From the entries below, count the lines with "Kurucu". Write only the count.

++++++

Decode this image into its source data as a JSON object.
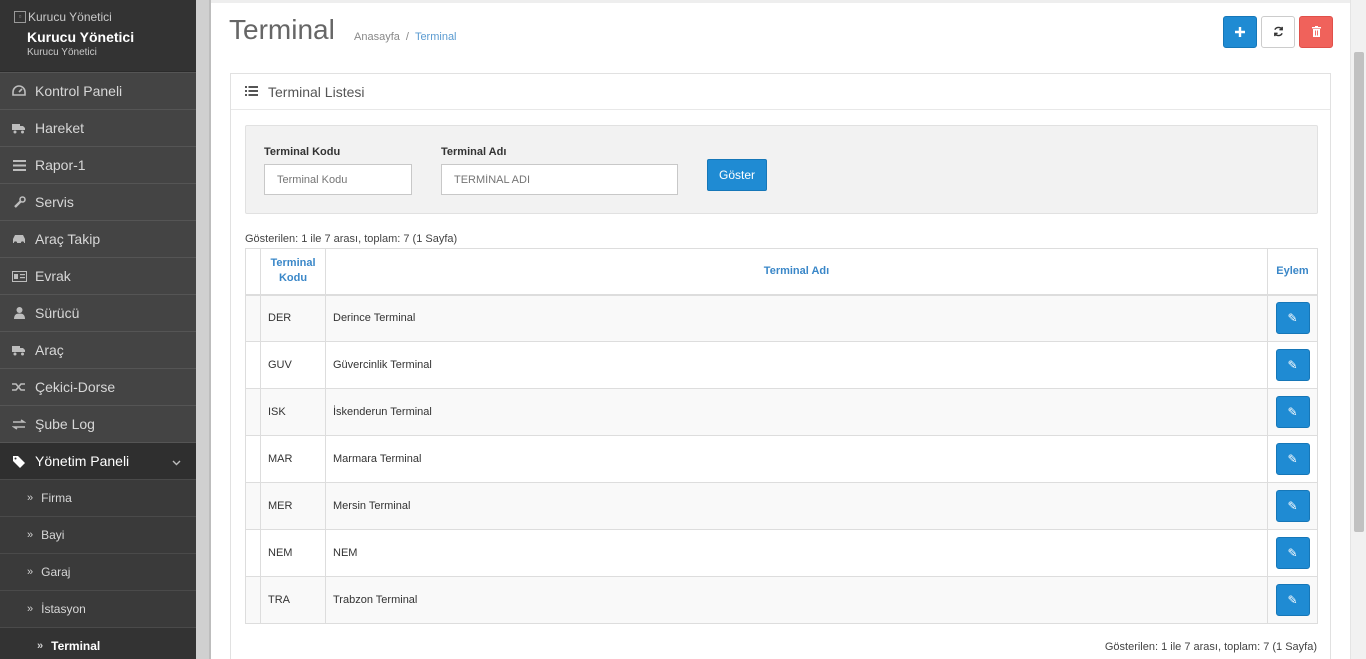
{
  "profile": {
    "image_alt": "Kurucu Yönetici",
    "name": "Kurucu Yönetici",
    "role": "Kurucu Yönetici"
  },
  "menu": [
    {
      "label": "Kontrol Paneli",
      "icon": "dashboard-icon"
    },
    {
      "label": "Hareket",
      "icon": "truck-icon"
    },
    {
      "label": "Rapor-1",
      "icon": "list-icon"
    },
    {
      "label": "Servis",
      "icon": "wrench-icon"
    },
    {
      "label": "Araç Takip",
      "icon": "car-icon"
    },
    {
      "label": "Evrak",
      "icon": "id-card-icon"
    },
    {
      "label": "Sürücü",
      "icon": "user-icon"
    },
    {
      "label": "Araç",
      "icon": "truck-icon"
    },
    {
      "label": "Çekici-Dorse",
      "icon": "random-icon"
    },
    {
      "label": "Şube Log",
      "icon": "exchange-icon"
    },
    {
      "label": "Yönetim Paneli",
      "icon": "tags-icon"
    }
  ],
  "submenu": [
    {
      "label": "Firma"
    },
    {
      "label": "Bayi"
    },
    {
      "label": "Garaj"
    },
    {
      "label": "İstasyon"
    },
    {
      "label": "Terminal"
    }
  ],
  "header": {
    "title": "Terminal",
    "breadcrumb_home": "Anasayfa",
    "breadcrumb_sep": "/",
    "breadcrumb_current": "Terminal"
  },
  "portlet": {
    "title": "Terminal Listesi"
  },
  "filter": {
    "code_label": "Terminal Kodu",
    "code_placeholder": "Terminal Kodu",
    "name_label": "Terminal Adı",
    "name_placeholder": "TERMİNAL ADI",
    "show_button": "Göster"
  },
  "summary": "Gösterilen: 1 ile 7 arası, toplam: 7 (1 Sayfa)",
  "table": {
    "headers": {
      "code_line1": "Terminal",
      "code_line2": "Kodu",
      "name": "Terminal Adı",
      "action": "Eylem"
    },
    "rows": [
      {
        "code": "DER",
        "name": "Derince Terminal"
      },
      {
        "code": "GUV",
        "name": "Güvercinlik Terminal"
      },
      {
        "code": "ISK",
        "name": "İskenderun Terminal"
      },
      {
        "code": "MAR",
        "name": "Marmara Terminal"
      },
      {
        "code": "MER",
        "name": "Mersin Terminal"
      },
      {
        "code": "NEM",
        "name": "NEM"
      },
      {
        "code": "TRA",
        "name": "Trabzon Terminal"
      }
    ]
  },
  "colors": {
    "primary": "#1f8bd3",
    "danger": "#f0625b",
    "sidebar": "#3d3d3d",
    "link": "#3a87c8"
  }
}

++++++

(Answer to the problem): 3